# RECORDS start
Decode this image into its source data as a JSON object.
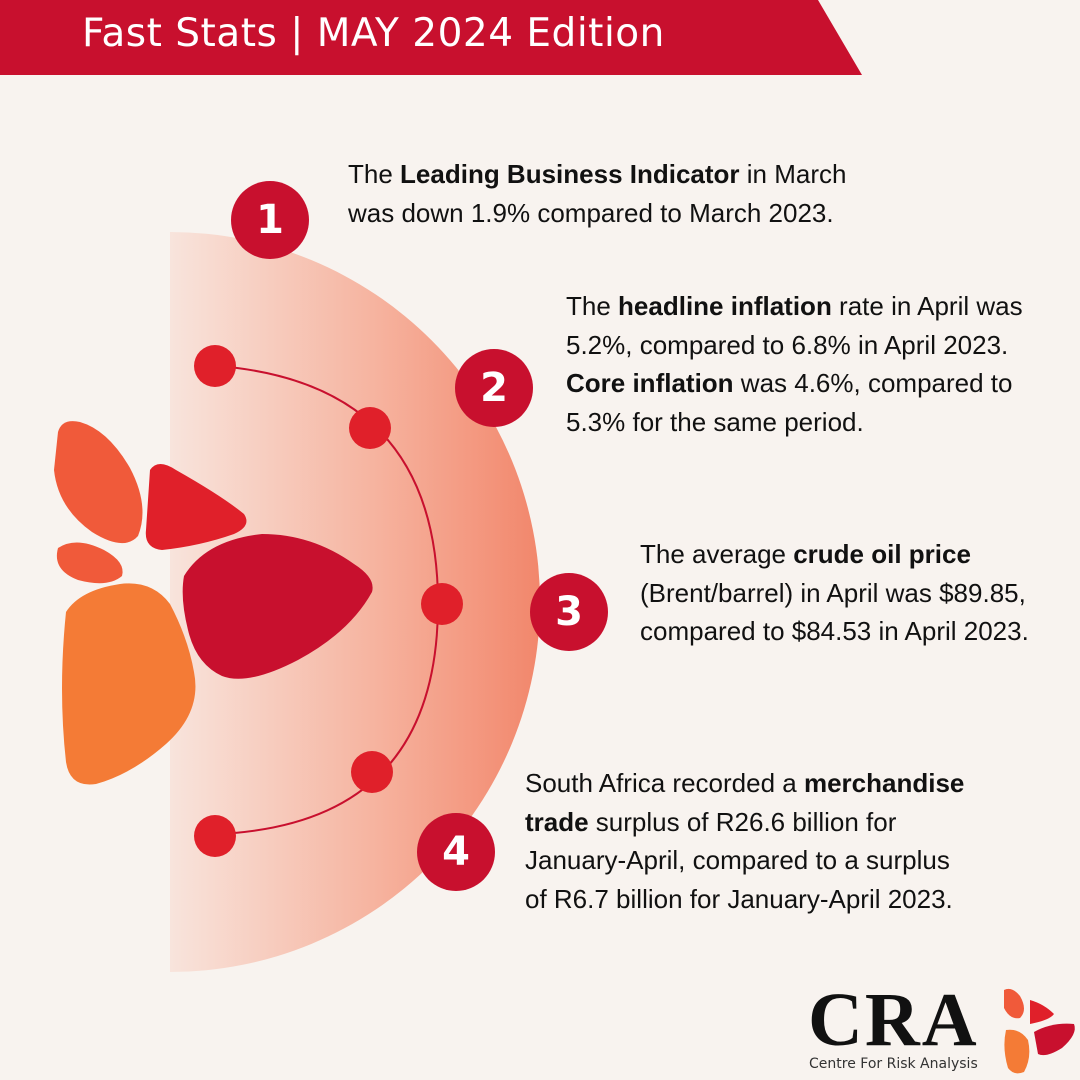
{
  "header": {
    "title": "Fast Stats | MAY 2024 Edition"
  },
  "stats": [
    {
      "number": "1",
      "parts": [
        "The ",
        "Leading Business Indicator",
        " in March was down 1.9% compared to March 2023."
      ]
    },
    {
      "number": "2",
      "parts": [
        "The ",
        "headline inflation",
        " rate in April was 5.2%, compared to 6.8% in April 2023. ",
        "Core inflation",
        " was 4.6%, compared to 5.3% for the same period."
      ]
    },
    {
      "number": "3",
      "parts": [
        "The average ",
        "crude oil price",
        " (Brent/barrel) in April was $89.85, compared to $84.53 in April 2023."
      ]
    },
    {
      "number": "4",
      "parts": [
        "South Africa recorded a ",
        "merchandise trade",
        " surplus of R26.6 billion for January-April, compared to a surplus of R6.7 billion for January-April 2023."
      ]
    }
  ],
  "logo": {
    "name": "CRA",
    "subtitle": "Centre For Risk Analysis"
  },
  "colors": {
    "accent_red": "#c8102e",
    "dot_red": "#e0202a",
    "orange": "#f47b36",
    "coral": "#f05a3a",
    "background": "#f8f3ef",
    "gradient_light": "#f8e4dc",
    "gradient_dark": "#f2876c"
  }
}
# RECORDS end
# RECORDS start
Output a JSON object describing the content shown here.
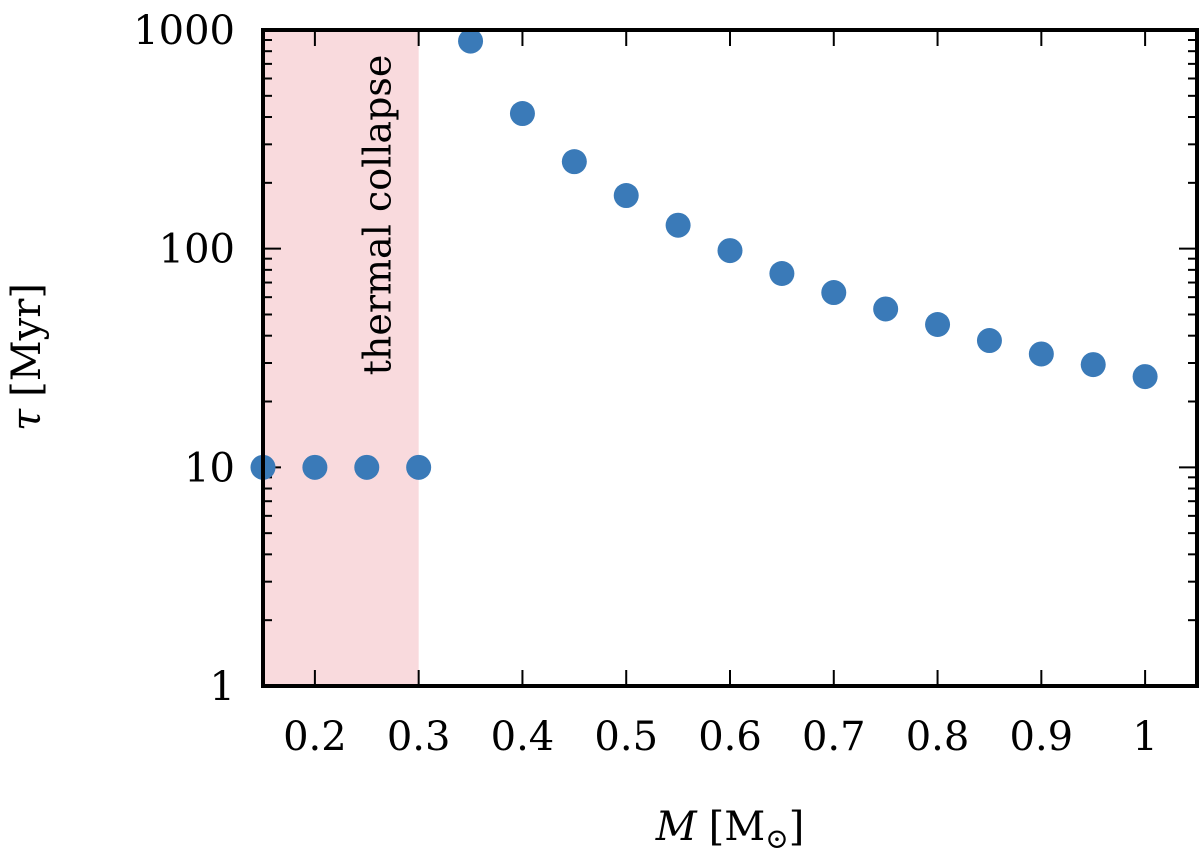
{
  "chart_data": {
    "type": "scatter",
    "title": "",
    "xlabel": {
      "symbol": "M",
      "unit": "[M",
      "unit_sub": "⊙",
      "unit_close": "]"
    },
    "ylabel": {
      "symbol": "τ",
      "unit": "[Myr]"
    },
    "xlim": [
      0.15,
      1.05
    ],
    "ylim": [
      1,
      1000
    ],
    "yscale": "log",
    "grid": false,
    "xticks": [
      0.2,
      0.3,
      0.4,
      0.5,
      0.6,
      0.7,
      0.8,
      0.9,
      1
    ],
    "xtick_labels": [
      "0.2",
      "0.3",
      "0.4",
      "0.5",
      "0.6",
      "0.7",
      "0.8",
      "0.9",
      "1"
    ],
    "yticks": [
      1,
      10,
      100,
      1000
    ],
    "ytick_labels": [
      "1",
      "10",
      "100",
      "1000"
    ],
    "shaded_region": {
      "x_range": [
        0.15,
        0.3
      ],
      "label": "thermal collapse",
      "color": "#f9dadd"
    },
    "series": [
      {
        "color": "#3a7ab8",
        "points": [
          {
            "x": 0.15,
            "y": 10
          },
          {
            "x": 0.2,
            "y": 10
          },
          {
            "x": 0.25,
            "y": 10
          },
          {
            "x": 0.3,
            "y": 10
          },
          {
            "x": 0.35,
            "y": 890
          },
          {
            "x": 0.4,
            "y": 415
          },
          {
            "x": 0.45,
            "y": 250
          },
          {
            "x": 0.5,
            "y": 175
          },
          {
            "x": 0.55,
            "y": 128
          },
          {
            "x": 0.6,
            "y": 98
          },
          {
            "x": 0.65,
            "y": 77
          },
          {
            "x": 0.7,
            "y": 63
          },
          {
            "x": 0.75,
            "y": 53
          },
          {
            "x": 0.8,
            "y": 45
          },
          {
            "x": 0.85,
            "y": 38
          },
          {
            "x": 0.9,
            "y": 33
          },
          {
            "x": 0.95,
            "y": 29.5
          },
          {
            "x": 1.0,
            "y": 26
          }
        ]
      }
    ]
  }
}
# RECORDS end
• _WHAT IS REQUIRED_:
Find the lines above that include the string "inflation" and copy them.

• _TASK RESPONSE_:
        "headline inflation",
        "Core inflation",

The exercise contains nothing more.